Figure content listings:
....

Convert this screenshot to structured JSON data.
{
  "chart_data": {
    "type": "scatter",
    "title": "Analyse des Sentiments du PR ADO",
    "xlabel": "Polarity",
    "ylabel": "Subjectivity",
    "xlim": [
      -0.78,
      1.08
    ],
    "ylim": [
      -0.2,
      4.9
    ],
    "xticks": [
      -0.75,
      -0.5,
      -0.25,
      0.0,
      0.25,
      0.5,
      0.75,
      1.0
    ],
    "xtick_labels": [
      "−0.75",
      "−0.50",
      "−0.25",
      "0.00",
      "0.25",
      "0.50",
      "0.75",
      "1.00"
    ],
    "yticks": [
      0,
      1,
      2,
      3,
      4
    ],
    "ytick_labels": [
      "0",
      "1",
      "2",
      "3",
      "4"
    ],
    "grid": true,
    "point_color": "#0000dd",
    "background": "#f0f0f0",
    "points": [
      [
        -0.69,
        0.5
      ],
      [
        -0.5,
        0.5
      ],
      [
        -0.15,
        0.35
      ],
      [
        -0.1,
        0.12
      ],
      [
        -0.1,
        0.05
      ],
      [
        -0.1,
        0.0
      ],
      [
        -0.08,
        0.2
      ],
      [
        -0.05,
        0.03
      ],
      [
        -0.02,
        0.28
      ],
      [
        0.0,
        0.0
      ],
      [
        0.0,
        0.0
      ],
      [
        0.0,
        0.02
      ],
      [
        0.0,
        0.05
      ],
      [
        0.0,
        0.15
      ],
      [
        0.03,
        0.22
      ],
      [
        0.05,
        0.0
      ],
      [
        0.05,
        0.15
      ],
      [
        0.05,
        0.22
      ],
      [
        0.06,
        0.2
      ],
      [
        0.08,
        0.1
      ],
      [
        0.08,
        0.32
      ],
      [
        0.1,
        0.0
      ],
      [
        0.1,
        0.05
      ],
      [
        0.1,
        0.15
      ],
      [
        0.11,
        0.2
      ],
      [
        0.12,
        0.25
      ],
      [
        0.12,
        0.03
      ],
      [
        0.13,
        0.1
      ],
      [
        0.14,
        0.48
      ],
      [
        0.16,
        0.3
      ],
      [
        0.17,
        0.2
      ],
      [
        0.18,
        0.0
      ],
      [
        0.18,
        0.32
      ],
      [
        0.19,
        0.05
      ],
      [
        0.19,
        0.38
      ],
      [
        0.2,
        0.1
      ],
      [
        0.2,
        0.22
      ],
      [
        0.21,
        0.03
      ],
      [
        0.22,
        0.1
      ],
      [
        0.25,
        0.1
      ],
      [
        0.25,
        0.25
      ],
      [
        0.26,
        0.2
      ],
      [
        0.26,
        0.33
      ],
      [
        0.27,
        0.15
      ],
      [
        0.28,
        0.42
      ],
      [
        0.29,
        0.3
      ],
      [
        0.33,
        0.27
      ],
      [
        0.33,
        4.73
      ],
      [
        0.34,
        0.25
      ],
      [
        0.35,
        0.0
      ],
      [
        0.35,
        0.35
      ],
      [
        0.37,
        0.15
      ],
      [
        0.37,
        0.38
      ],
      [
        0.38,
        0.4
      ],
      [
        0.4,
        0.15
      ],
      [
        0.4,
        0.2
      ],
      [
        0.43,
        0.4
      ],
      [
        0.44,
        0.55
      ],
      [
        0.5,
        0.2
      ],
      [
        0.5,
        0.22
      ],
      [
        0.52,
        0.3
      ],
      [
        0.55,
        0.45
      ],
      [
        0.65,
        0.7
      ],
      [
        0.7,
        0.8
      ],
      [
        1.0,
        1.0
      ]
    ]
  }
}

....

Repeat every line of the records above exactly.

Convert this screenshot to structured JSON data.
{
  "chart_data": {
    "type": "scatter",
    "title": "Analyse des Sentiments du PR ADO",
    "xlabel": "Polarity",
    "ylabel": "Subjectivity",
    "xlim": [
      -0.78,
      1.08
    ],
    "ylim": [
      -0.2,
      4.9
    ],
    "xticks": [
      -0.75,
      -0.5,
      -0.25,
      0.0,
      0.25,
      0.5,
      0.75,
      1.0
    ],
    "xtick_labels": [
      "−0.75",
      "−0.50",
      "−0.25",
      "0.00",
      "0.25",
      "0.50",
      "0.75",
      "1.00"
    ],
    "yticks": [
      0,
      1,
      2,
      3,
      4
    ],
    "ytick_labels": [
      "0",
      "1",
      "2",
      "3",
      "4"
    ],
    "grid": true,
    "point_color": "#0000dd",
    "background": "#f0f0f0",
    "points": [
      [
        -0.69,
        0.5
      ],
      [
        -0.5,
        0.5
      ],
      [
        -0.15,
        0.35
      ],
      [
        -0.1,
        0.12
      ],
      [
        -0.1,
        0.05
      ],
      [
        -0.1,
        0.0
      ],
      [
        -0.08,
        0.2
      ],
      [
        -0.05,
        0.03
      ],
      [
        -0.02,
        0.28
      ],
      [
        0.0,
        0.0
      ],
      [
        0.0,
        0.0
      ],
      [
        0.0,
        0.02
      ],
      [
        0.0,
        0.05
      ],
      [
        0.0,
        0.15
      ],
      [
        0.03,
        0.22
      ],
      [
        0.05,
        0.0
      ],
      [
        0.05,
        0.15
      ],
      [
        0.05,
        0.22
      ],
      [
        0.06,
        0.2
      ],
      [
        0.08,
        0.1
      ],
      [
        0.08,
        0.32
      ],
      [
        0.1,
        0.0
      ],
      [
        0.1,
        0.05
      ],
      [
        0.1,
        0.15
      ],
      [
        0.11,
        0.2
      ],
      [
        0.12,
        0.25
      ],
      [
        0.12,
        0.03
      ],
      [
        0.13,
        0.1
      ],
      [
        0.14,
        0.48
      ],
      [
        0.16,
        0.3
      ],
      [
        0.17,
        0.2
      ],
      [
        0.18,
        0.0
      ],
      [
        0.18,
        0.32
      ],
      [
        0.19,
        0.05
      ],
      [
        0.19,
        0.38
      ],
      [
        0.2,
        0.1
      ],
      [
        0.2,
        0.22
      ],
      [
        0.21,
        0.03
      ],
      [
        0.22,
        0.1
      ],
      [
        0.25,
        0.1
      ],
      [
        0.25,
        0.25
      ],
      [
        0.26,
        0.2
      ],
      [
        0.26,
        0.33
      ],
      [
        0.27,
        0.15
      ],
      [
        0.28,
        0.42
      ],
      [
        0.29,
        0.3
      ],
      [
        0.33,
        0.27
      ],
      [
        0.33,
        4.73
      ],
      [
        0.34,
        0.25
      ],
      [
        0.35,
        0.0
      ],
      [
        0.35,
        0.35
      ],
      [
        0.37,
        0.15
      ],
      [
        0.37,
        0.38
      ],
      [
        0.38,
        0.4
      ],
      [
        0.4,
        0.15
      ],
      [
        0.4,
        0.2
      ],
      [
        0.43,
        0.4
      ],
      [
        0.44,
        0.55
      ],
      [
        0.5,
        0.2
      ],
      [
        0.5,
        0.22
      ],
      [
        0.52,
        0.3
      ],
      [
        0.55,
        0.45
      ],
      [
        0.65,
        0.7
      ],
      [
        0.7,
        0.8
      ],
      [
        1.0,
        1.0
      ]
    ]
  }
}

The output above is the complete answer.